### [Collection entries]
┏━━
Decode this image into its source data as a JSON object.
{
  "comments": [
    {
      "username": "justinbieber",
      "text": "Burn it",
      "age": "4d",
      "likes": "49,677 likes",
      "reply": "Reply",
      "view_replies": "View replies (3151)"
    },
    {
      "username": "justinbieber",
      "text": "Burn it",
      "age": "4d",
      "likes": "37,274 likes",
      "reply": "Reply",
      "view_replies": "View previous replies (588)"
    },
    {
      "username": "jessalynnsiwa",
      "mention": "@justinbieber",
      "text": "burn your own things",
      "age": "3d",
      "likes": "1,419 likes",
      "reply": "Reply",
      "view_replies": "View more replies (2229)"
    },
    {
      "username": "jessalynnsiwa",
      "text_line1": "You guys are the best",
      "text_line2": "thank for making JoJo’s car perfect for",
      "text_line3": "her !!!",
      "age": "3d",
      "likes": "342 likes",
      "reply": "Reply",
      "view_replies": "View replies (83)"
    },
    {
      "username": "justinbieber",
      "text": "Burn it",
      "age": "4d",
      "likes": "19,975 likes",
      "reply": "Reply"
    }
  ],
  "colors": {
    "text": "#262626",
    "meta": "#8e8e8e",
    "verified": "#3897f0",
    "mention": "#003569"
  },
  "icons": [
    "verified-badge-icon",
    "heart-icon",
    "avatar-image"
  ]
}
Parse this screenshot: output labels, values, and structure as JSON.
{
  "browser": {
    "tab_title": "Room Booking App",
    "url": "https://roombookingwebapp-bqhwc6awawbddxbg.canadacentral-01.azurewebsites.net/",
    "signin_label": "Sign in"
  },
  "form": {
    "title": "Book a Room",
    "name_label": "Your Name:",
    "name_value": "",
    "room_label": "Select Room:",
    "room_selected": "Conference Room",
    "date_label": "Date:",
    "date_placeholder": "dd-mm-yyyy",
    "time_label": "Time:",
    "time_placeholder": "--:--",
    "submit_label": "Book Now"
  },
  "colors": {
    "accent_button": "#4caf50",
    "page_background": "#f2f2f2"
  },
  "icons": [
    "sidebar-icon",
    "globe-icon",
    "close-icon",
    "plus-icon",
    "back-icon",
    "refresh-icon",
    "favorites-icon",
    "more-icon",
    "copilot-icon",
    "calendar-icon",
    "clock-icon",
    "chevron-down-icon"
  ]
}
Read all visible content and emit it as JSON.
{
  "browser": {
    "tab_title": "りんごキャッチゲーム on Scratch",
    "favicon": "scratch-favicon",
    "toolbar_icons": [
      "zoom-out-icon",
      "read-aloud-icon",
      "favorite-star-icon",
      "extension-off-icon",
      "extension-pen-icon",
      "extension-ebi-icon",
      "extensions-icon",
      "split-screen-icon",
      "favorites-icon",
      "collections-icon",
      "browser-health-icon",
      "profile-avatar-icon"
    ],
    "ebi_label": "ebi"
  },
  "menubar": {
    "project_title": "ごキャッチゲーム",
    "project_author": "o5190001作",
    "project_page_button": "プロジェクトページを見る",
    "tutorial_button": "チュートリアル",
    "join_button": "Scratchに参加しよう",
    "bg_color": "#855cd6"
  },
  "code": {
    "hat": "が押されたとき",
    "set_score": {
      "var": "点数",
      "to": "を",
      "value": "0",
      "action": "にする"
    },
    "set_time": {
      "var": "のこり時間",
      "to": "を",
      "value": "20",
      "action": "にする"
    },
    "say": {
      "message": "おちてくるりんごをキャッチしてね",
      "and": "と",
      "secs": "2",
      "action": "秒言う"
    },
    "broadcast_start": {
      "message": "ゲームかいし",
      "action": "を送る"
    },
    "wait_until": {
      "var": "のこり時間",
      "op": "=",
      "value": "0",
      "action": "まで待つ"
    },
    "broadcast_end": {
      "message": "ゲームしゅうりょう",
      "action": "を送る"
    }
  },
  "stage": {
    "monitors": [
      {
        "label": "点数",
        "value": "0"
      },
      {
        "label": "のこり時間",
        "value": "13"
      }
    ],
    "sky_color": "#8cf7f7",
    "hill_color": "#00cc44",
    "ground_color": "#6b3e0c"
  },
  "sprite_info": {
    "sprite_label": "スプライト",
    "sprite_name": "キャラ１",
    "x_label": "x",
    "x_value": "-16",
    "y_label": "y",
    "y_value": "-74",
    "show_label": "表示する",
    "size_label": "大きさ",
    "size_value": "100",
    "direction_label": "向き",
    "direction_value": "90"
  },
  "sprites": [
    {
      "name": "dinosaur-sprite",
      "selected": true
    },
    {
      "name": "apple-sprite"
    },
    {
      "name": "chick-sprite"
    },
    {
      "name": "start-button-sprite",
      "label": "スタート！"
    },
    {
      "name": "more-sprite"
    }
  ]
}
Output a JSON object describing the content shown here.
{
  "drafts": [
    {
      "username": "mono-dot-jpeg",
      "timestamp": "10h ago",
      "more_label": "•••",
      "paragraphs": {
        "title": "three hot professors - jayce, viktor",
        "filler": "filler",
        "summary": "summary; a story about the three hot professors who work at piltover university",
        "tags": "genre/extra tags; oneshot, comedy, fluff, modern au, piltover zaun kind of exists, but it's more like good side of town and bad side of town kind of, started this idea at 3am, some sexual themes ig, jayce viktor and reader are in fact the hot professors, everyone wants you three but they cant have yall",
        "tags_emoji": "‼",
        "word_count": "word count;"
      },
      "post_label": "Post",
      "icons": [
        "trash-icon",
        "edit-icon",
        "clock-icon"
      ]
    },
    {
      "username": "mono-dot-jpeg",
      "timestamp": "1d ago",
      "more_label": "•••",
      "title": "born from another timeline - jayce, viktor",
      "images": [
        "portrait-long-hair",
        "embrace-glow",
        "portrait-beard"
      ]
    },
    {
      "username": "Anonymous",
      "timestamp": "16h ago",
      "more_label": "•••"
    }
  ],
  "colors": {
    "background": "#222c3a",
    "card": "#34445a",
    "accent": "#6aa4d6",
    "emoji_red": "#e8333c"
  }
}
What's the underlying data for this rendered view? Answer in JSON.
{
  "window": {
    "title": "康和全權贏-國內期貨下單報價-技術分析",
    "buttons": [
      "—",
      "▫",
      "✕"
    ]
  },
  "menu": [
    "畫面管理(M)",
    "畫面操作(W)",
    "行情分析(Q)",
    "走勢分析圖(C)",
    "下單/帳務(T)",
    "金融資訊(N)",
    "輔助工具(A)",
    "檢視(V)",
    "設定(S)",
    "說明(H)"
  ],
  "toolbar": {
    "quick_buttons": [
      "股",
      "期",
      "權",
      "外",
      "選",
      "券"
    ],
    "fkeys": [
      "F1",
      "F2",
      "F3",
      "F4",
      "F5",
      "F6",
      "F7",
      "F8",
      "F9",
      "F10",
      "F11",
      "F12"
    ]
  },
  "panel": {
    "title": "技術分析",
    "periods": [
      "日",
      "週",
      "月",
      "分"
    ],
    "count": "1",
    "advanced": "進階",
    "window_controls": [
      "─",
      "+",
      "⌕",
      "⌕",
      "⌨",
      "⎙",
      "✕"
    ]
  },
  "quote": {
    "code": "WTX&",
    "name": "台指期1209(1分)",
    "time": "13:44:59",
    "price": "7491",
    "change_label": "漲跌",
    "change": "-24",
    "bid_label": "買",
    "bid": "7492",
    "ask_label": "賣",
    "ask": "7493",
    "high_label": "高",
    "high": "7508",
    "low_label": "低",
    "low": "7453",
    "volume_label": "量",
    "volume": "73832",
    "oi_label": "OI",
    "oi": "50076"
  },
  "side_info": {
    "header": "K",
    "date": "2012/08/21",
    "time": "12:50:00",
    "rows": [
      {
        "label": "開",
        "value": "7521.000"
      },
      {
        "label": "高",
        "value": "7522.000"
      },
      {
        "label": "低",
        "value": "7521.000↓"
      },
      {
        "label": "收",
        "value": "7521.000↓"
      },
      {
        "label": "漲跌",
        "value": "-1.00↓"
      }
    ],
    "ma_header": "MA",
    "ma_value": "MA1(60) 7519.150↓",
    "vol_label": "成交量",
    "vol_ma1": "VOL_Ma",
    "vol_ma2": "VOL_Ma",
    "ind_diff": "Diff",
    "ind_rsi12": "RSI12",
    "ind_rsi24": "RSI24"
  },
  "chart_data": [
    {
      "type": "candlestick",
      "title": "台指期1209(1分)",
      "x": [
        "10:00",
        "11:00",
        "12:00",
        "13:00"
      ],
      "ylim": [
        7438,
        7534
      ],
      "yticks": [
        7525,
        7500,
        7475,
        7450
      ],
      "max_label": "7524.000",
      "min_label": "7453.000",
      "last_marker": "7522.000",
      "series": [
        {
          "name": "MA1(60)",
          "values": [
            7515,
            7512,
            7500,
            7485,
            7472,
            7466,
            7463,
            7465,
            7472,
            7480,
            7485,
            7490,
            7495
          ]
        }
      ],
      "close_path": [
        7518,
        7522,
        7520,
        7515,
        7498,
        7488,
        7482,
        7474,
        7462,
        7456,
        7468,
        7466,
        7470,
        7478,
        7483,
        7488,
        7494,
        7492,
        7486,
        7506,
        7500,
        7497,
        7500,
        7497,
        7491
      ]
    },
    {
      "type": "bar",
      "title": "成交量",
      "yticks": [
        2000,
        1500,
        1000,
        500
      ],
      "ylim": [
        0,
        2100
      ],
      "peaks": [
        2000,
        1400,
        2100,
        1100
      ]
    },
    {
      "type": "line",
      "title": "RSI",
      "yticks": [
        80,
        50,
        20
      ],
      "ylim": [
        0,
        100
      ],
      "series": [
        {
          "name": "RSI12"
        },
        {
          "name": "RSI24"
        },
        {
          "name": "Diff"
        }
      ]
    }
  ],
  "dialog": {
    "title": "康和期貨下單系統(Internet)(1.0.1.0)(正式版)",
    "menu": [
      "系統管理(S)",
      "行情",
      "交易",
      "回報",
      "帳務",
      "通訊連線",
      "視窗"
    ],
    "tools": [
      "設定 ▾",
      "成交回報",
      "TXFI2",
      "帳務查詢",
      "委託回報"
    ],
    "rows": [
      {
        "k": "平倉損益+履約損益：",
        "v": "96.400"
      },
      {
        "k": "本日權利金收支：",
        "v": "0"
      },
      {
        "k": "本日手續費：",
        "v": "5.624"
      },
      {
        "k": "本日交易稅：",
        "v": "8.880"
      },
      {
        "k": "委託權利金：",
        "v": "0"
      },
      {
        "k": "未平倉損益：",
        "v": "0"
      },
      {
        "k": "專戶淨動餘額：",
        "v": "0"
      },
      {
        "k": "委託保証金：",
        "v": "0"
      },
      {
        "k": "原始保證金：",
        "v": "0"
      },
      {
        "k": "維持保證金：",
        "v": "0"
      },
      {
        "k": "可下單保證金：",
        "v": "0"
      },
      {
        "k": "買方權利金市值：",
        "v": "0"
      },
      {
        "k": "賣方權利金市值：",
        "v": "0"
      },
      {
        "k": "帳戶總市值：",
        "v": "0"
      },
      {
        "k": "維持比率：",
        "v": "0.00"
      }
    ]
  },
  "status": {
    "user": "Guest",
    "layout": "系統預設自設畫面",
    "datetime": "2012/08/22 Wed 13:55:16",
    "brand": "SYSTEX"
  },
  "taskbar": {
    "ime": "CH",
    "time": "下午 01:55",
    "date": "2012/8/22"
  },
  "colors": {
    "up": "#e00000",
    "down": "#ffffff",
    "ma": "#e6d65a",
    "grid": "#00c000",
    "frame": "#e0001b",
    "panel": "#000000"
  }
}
┗━━
### [Task requirements]
Take each line containing the string "type" and copy it out.

### [Answer to the problem]
      "type": "candlestick",
      "type": "bar",
      "type": "line",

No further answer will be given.